» Objective: Pull out every line with the word "this" from the entries below.

» Provided data:
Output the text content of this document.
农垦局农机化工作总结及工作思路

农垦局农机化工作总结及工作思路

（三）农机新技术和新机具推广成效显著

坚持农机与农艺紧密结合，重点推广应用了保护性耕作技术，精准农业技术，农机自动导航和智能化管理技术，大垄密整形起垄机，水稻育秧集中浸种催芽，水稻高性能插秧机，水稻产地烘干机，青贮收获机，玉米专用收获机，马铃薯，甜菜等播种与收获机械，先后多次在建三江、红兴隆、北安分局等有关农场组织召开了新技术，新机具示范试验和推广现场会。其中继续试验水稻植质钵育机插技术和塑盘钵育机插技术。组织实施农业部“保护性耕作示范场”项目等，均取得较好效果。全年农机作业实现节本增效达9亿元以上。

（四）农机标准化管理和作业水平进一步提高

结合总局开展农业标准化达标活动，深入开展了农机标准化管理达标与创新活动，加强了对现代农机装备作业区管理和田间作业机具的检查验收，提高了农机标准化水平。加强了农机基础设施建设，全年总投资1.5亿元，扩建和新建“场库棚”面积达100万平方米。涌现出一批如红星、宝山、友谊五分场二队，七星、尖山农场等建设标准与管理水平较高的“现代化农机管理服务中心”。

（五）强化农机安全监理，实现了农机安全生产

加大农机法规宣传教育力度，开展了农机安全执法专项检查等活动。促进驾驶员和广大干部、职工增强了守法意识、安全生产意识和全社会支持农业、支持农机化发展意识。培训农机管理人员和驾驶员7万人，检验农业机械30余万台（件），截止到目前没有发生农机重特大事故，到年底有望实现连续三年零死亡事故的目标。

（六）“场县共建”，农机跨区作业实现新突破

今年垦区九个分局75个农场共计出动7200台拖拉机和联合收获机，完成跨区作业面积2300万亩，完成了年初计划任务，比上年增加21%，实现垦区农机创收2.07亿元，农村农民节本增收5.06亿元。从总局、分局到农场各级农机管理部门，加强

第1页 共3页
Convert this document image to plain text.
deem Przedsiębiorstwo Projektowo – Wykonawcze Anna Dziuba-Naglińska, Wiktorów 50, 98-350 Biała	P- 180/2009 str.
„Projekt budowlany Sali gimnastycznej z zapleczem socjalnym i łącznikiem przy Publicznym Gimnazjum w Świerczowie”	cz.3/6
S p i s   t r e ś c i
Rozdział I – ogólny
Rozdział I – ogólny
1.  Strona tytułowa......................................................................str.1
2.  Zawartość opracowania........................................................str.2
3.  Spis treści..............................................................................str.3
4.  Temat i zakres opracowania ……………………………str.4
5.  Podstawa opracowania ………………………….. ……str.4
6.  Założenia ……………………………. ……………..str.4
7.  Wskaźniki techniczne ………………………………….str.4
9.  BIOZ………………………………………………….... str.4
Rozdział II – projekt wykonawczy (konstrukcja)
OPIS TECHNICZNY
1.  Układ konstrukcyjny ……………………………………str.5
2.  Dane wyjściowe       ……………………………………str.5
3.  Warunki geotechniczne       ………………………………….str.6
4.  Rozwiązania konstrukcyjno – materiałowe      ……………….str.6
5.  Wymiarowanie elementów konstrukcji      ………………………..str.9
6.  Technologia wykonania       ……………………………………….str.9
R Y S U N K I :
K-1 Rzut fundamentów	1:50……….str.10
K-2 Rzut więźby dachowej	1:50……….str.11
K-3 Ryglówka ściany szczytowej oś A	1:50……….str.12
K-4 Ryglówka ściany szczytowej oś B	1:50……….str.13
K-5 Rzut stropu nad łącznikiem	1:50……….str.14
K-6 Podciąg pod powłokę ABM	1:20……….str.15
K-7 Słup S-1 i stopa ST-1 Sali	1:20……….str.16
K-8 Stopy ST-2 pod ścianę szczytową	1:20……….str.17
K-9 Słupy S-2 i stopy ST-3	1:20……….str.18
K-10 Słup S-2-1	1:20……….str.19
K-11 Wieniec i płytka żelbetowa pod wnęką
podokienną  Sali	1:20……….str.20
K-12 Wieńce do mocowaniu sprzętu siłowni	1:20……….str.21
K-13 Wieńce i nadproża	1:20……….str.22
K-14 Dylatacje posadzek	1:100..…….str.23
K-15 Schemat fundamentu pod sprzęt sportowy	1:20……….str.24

» Task result:
Output the text content of this document.
Convert this document image to plain text.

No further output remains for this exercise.